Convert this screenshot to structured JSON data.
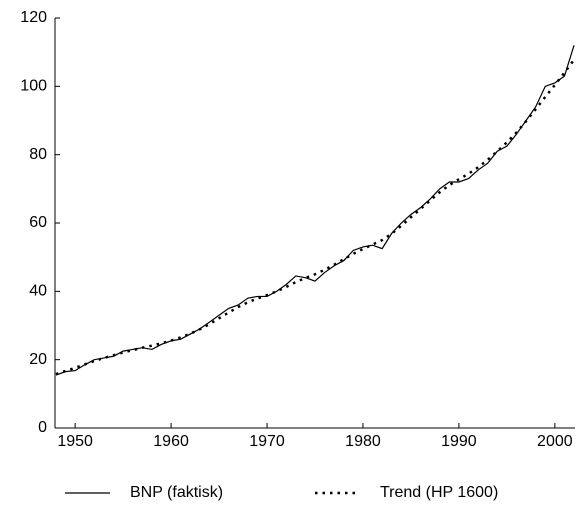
{
  "chart_data": {
    "type": "line",
    "x": [
      1948,
      1949,
      1950,
      1951,
      1952,
      1953,
      1954,
      1955,
      1956,
      1957,
      1958,
      1959,
      1960,
      1961,
      1962,
      1963,
      1964,
      1965,
      1966,
      1967,
      1968,
      1969,
      1970,
      1971,
      1972,
      1973,
      1974,
      1975,
      1976,
      1977,
      1978,
      1979,
      1980,
      1981,
      1982,
      1983,
      1984,
      1985,
      1986,
      1987,
      1988,
      1989,
      1990,
      1991,
      1992,
      1993,
      1994,
      1995,
      1996,
      1997,
      1998,
      1999,
      2000,
      2001,
      2002
    ],
    "series": [
      {
        "name": "BNP (faktisk)",
        "color": "#000000",
        "style": "solid",
        "values": [
          15.5,
          16.5,
          16.8,
          18.5,
          20,
          20.5,
          21,
          22.5,
          23,
          23.5,
          23,
          24.5,
          25.5,
          26,
          27.5,
          29,
          31,
          33,
          35,
          36,
          38,
          38.5,
          38.5,
          40,
          42,
          44.5,
          44,
          43,
          45.5,
          47.5,
          49,
          52,
          53,
          53.5,
          52.5,
          57,
          60,
          62.5,
          64.5,
          67,
          70,
          72,
          72,
          73,
          75.5,
          77.5,
          81,
          82.5,
          86,
          90,
          94,
          100,
          101,
          103,
          112
        ]
      },
      {
        "name": "Trend (HP 1600)",
        "color": "#000000",
        "style": "dotted",
        "values": [
          15.8,
          16.7,
          17.6,
          18.6,
          19.6,
          20.5,
          21.3,
          22.1,
          22.8,
          23.5,
          24.1,
          24.8,
          25.6,
          26.5,
          27.6,
          28.9,
          30.4,
          32.1,
          33.8,
          35.4,
          36.8,
          37.9,
          38.9,
          40,
          41.3,
          42.7,
          43.9,
          45,
          46.3,
          47.8,
          49.4,
          51,
          52.4,
          53.7,
          55,
          56.9,
          59.2,
          61.7,
          64.1,
          66.6,
          69,
          71.1,
          72.8,
          74.4,
          76.3,
          78.5,
          81,
          83.6,
          86.5,
          89.8,
          93.3,
          96.9,
          100.4,
          104,
          107.8
        ]
      }
    ],
    "xlim": [
      1947.9,
      2002.1
    ],
    "xticks": [
      1950,
      1960,
      1970,
      1980,
      1990,
      2000
    ],
    "ylim": [
      0,
      120
    ],
    "yticks": [
      0,
      20,
      40,
      60,
      80,
      100,
      120
    ],
    "legend": "bottom"
  }
}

TO BE DONE -
Retype every record above exactly as written, but leave out the pictures.

SOLUTION TO THIS TASK -
Convert this screenshot to structured JSON data.
{
  "chart_data": {
    "type": "line",
    "x": [
      1948,
      1949,
      1950,
      1951,
      1952,
      1953,
      1954,
      1955,
      1956,
      1957,
      1958,
      1959,
      1960,
      1961,
      1962,
      1963,
      1964,
      1965,
      1966,
      1967,
      1968,
      1969,
      1970,
      1971,
      1972,
      1973,
      1974,
      1975,
      1976,
      1977,
      1978,
      1979,
      1980,
      1981,
      1982,
      1983,
      1984,
      1985,
      1986,
      1987,
      1988,
      1989,
      1990,
      1991,
      1992,
      1993,
      1994,
      1995,
      1996,
      1997,
      1998,
      1999,
      2000,
      2001,
      2002
    ],
    "series": [
      {
        "name": "BNP (faktisk)",
        "color": "#000000",
        "style": "solid",
        "values": [
          15.5,
          16.5,
          16.8,
          18.5,
          20,
          20.5,
          21,
          22.5,
          23,
          23.5,
          23,
          24.5,
          25.5,
          26,
          27.5,
          29,
          31,
          33,
          35,
          36,
          38,
          38.5,
          38.5,
          40,
          42,
          44.5,
          44,
          43,
          45.5,
          47.5,
          49,
          52,
          53,
          53.5,
          52.5,
          57,
          60,
          62.5,
          64.5,
          67,
          70,
          72,
          72,
          73,
          75.5,
          77.5,
          81,
          82.5,
          86,
          90,
          94,
          100,
          101,
          103,
          112
        ]
      },
      {
        "name": "Trend (HP 1600)",
        "color": "#000000",
        "style": "dotted",
        "values": [
          15.8,
          16.7,
          17.6,
          18.6,
          19.6,
          20.5,
          21.3,
          22.1,
          22.8,
          23.5,
          24.1,
          24.8,
          25.6,
          26.5,
          27.6,
          28.9,
          30.4,
          32.1,
          33.8,
          35.4,
          36.8,
          37.9,
          38.9,
          40,
          41.3,
          42.7,
          43.9,
          45,
          46.3,
          47.8,
          49.4,
          51,
          52.4,
          53.7,
          55,
          56.9,
          59.2,
          61.7,
          64.1,
          66.6,
          69,
          71.1,
          72.8,
          74.4,
          76.3,
          78.5,
          81,
          83.6,
          86.5,
          89.8,
          93.3,
          96.9,
          100.4,
          104,
          107.8
        ]
      }
    ],
    "xlim": [
      1947.9,
      2002.1
    ],
    "xticks": [
      1950,
      1960,
      1970,
      1980,
      1990,
      2000
    ],
    "ylim": [
      0,
      120
    ],
    "yticks": [
      0,
      20,
      40,
      60,
      80,
      100,
      120
    ],
    "legend": "bottom"
  }
}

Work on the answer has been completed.